# Start of Records for this exercise

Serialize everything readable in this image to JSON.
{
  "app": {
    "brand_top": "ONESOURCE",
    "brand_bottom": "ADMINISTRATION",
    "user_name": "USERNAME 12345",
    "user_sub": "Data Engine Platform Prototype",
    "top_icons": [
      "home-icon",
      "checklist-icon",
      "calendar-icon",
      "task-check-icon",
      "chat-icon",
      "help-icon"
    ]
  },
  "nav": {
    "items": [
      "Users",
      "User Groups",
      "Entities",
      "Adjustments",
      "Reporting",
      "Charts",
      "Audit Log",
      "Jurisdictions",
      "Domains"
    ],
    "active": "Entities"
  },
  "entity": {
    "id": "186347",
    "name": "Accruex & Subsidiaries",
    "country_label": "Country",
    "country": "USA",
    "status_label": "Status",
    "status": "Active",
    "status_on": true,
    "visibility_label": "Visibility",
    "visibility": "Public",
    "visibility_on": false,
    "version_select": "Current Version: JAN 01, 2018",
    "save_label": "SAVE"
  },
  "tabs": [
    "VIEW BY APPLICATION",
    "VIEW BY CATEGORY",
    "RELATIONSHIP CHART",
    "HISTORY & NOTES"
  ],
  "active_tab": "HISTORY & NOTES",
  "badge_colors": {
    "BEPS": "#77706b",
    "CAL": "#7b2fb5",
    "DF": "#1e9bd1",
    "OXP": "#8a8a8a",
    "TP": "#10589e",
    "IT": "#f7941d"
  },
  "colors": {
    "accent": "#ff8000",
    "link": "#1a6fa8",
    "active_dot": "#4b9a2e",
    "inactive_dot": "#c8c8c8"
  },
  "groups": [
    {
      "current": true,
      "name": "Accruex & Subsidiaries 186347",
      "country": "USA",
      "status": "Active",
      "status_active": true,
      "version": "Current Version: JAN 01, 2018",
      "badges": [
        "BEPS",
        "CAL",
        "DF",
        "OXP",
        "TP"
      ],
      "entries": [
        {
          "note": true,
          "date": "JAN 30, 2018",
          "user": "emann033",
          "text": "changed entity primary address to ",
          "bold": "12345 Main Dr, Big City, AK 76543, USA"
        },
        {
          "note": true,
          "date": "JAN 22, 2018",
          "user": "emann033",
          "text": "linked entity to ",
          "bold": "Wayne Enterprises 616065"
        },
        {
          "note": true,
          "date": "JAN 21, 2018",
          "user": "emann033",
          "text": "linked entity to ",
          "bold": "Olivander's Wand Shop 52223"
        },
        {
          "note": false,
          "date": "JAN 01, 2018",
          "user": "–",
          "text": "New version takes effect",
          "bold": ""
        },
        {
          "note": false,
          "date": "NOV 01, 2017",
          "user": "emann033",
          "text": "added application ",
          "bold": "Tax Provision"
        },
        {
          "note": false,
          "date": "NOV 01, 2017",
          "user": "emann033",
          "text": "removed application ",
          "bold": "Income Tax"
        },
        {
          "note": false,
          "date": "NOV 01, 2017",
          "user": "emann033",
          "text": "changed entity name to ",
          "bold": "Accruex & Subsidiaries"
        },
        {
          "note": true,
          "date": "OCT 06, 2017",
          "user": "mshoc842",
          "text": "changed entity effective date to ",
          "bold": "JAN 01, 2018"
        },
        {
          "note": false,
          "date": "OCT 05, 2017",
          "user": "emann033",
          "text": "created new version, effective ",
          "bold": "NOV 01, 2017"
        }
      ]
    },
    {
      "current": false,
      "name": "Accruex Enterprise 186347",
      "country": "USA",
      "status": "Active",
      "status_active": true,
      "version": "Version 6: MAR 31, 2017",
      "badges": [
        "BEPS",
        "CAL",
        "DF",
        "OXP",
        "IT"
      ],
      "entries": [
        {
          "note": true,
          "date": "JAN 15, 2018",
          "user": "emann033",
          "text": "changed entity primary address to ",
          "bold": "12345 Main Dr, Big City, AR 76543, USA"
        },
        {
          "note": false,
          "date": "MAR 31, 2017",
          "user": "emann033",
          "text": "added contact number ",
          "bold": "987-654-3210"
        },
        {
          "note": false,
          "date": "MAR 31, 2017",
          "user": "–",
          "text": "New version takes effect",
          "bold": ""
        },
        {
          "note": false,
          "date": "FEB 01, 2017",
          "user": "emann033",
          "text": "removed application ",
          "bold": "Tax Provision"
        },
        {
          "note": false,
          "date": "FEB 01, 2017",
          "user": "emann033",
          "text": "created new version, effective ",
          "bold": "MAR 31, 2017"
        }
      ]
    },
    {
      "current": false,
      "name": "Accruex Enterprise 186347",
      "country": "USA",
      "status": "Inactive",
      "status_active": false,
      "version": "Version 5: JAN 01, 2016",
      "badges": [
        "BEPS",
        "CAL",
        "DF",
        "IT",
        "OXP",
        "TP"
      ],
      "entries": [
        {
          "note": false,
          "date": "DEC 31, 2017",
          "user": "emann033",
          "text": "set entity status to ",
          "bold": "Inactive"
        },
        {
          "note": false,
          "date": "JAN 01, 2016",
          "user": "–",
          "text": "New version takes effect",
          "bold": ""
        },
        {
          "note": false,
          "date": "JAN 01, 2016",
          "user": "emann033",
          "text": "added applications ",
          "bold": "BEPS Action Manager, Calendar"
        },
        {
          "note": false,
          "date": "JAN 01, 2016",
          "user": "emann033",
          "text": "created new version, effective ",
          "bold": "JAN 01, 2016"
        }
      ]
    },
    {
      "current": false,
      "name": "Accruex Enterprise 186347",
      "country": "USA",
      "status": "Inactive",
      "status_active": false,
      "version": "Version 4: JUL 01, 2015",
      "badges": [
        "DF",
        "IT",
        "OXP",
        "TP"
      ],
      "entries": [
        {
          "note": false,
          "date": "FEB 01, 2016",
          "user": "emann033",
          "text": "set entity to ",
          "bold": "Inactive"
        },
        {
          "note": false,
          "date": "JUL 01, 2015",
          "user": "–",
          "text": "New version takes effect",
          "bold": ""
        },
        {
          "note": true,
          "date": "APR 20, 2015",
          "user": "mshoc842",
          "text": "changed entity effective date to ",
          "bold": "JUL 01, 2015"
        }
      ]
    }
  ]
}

# End of Records for this exercise

» **Your task**
Looking at the records above, work out how many lines include the word "City", then give that number by itself.

» **Solution to this task**
2